[TASK]
A faithful transcription of all the data is required.

[DATA IN THIS EXERCISE]
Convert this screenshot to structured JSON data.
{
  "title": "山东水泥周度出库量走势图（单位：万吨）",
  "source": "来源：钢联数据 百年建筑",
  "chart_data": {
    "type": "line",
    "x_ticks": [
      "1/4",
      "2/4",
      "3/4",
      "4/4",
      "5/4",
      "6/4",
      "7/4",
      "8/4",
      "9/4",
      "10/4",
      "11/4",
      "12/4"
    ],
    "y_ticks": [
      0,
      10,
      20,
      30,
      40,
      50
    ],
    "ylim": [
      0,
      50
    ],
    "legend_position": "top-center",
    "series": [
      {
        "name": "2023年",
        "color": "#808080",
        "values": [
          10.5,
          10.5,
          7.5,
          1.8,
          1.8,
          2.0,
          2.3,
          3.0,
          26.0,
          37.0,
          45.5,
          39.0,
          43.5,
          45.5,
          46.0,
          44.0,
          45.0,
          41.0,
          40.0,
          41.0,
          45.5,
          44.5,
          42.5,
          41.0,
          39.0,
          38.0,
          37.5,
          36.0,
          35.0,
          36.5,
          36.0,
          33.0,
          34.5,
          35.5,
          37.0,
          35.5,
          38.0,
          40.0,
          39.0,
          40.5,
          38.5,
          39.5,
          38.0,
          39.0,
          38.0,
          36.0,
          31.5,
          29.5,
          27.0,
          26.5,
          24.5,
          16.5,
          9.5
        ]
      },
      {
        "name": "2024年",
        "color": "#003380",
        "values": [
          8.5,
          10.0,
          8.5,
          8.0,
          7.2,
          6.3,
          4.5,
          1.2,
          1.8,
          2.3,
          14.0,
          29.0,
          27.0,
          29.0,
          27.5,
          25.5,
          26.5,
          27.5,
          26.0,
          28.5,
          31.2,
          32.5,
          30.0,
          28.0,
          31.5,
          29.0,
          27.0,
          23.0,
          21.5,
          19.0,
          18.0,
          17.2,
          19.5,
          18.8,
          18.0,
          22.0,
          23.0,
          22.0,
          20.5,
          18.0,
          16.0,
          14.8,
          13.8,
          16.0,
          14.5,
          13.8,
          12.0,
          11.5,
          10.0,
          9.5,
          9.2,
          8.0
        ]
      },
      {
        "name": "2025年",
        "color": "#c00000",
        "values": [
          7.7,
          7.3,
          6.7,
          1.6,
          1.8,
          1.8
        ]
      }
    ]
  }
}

[TASK SOLUTION]
Convert this screenshot to structured JSON data.
{
  "title": "山东水泥周度出库量走势图（单位：万吨）",
  "source": "来源：钢联数据 百年建筑",
  "chart_data": {
    "type": "line",
    "x_ticks": [
      "1/4",
      "2/4",
      "3/4",
      "4/4",
      "5/4",
      "6/4",
      "7/4",
      "8/4",
      "9/4",
      "10/4",
      "11/4",
      "12/4"
    ],
    "y_ticks": [
      0,
      10,
      20,
      30,
      40,
      50
    ],
    "ylim": [
      0,
      50
    ],
    "legend_position": "top-center",
    "series": [
      {
        "name": "2023年",
        "color": "#808080",
        "values": [
          10.5,
          10.5,
          7.5,
          1.8,
          1.8,
          2.0,
          2.3,
          3.0,
          26.0,
          37.0,
          45.5,
          39.0,
          43.5,
          45.5,
          46.0,
          44.0,
          45.0,
          41.0,
          40.0,
          41.0,
          45.5,
          44.5,
          42.5,
          41.0,
          39.0,
          38.0,
          37.5,
          36.0,
          35.0,
          36.5,
          36.0,
          33.0,
          34.5,
          35.5,
          37.0,
          35.5,
          38.0,
          40.0,
          39.0,
          40.5,
          38.5,
          39.5,
          38.0,
          39.0,
          38.0,
          36.0,
          31.5,
          29.5,
          27.0,
          26.5,
          24.5,
          16.5,
          9.5
        ]
      },
      {
        "name": "2024年",
        "color": "#003380",
        "values": [
          8.5,
          10.0,
          8.5,
          8.0,
          7.2,
          6.3,
          4.5,
          1.2,
          1.8,
          2.3,
          14.0,
          29.0,
          27.0,
          29.0,
          27.5,
          25.5,
          26.5,
          27.5,
          26.0,
          28.5,
          31.2,
          32.5,
          30.0,
          28.0,
          31.5,
          29.0,
          27.0,
          23.0,
          21.5,
          19.0,
          18.0,
          17.2,
          19.5,
          18.8,
          18.0,
          22.0,
          23.0,
          22.0,
          20.5,
          18.0,
          16.0,
          14.8,
          13.8,
          16.0,
          14.5,
          13.8,
          12.0,
          11.5,
          10.0,
          9.5,
          9.2,
          8.0
        ]
      },
      {
        "name": "2025年",
        "color": "#c00000",
        "values": [
          7.7,
          7.3,
          6.7,
          1.6,
          1.8,
          1.8
        ]
      }
    ]
  }
}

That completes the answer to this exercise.